> Work instructions:
Return the material word for word. Do not include pictures.

# # # # #

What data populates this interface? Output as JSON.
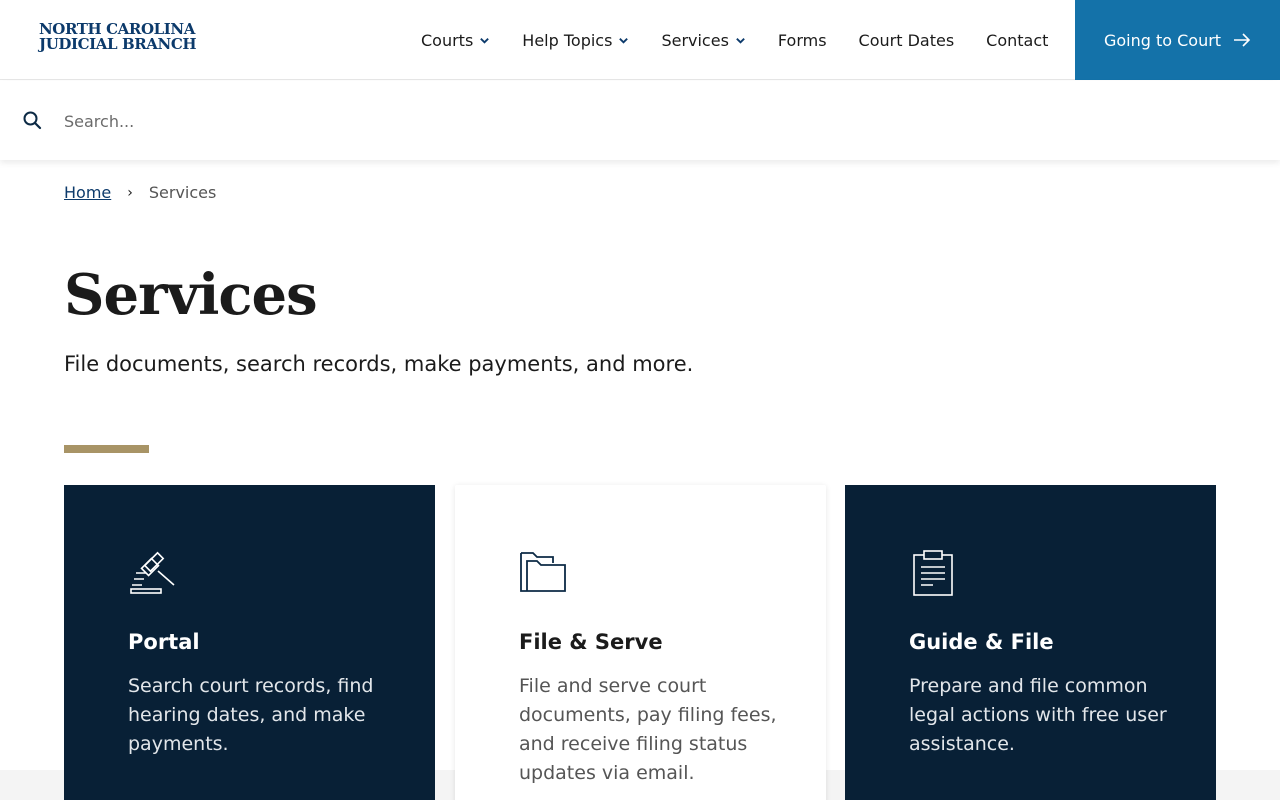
{
  "logo": {
    "line1": "NORTH CAROLINA",
    "line2": "JUDICIAL BRANCH"
  },
  "nav": {
    "items": [
      {
        "label": "Courts",
        "dropdown": true
      },
      {
        "label": "Help Topics",
        "dropdown": true
      },
      {
        "label": "Services",
        "dropdown": true
      },
      {
        "label": "Forms",
        "dropdown": false
      },
      {
        "label": "Court Dates",
        "dropdown": false
      },
      {
        "label": "Contact",
        "dropdown": false
      }
    ],
    "cta_label": "Going to Court"
  },
  "search": {
    "placeholder": "Search..."
  },
  "breadcrumb": {
    "home": "Home",
    "separator": "›",
    "current": "Services"
  },
  "page": {
    "title": "Services",
    "subtitle": "File documents, search records, make payments, and more."
  },
  "cards": [
    {
      "title": "Portal",
      "description": "Search court records, find hearing dates, and make payments.",
      "icon": "gavel-icon"
    },
    {
      "title": "File & Serve",
      "description": "File and serve court documents, pay filing fees, and receive filing status updates via email.",
      "icon": "folder-icon"
    },
    {
      "title": "Guide & File",
      "description": "Prepare and file common legal actions with free user assistance.",
      "icon": "clipboard-icon"
    }
  ],
  "colors": {
    "brand_navy": "#0c3a6b",
    "cta_blue": "#1472a9",
    "card_dark": "#082036",
    "accent_gold": "#a89466"
  }
}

# # # # #

> Solution to this problem:
What data populates this interface? Output as JSON.
{
  "logo": {
    "line1": "NORTH CAROLINA",
    "line2": "JUDICIAL BRANCH"
  },
  "nav": {
    "items": [
      {
        "label": "Courts",
        "dropdown": true
      },
      {
        "label": "Help Topics",
        "dropdown": true
      },
      {
        "label": "Services",
        "dropdown": true
      },
      {
        "label": "Forms",
        "dropdown": false
      },
      {
        "label": "Court Dates",
        "dropdown": false
      },
      {
        "label": "Contact",
        "dropdown": false
      }
    ],
    "cta_label": "Going to Court"
  },
  "search": {
    "placeholder": "Search..."
  },
  "breadcrumb": {
    "home": "Home",
    "separator": "›",
    "current": "Services"
  },
  "page": {
    "title": "Services",
    "subtitle": "File documents, search records, make payments, and more."
  },
  "cards": [
    {
      "title": "Portal",
      "description": "Search court records, find hearing dates, and make payments.",
      "icon": "gavel-icon"
    },
    {
      "title": "File & Serve",
      "description": "File and serve court documents, pay filing fees, and receive filing status updates via email.",
      "icon": "folder-icon"
    },
    {
      "title": "Guide & File",
      "description": "Prepare and file common legal actions with free user assistance.",
      "icon": "clipboard-icon"
    }
  ],
  "colors": {
    "brand_navy": "#0c3a6b",
    "cta_blue": "#1472a9",
    "card_dark": "#082036",
    "accent_gold": "#a89466"
  }
}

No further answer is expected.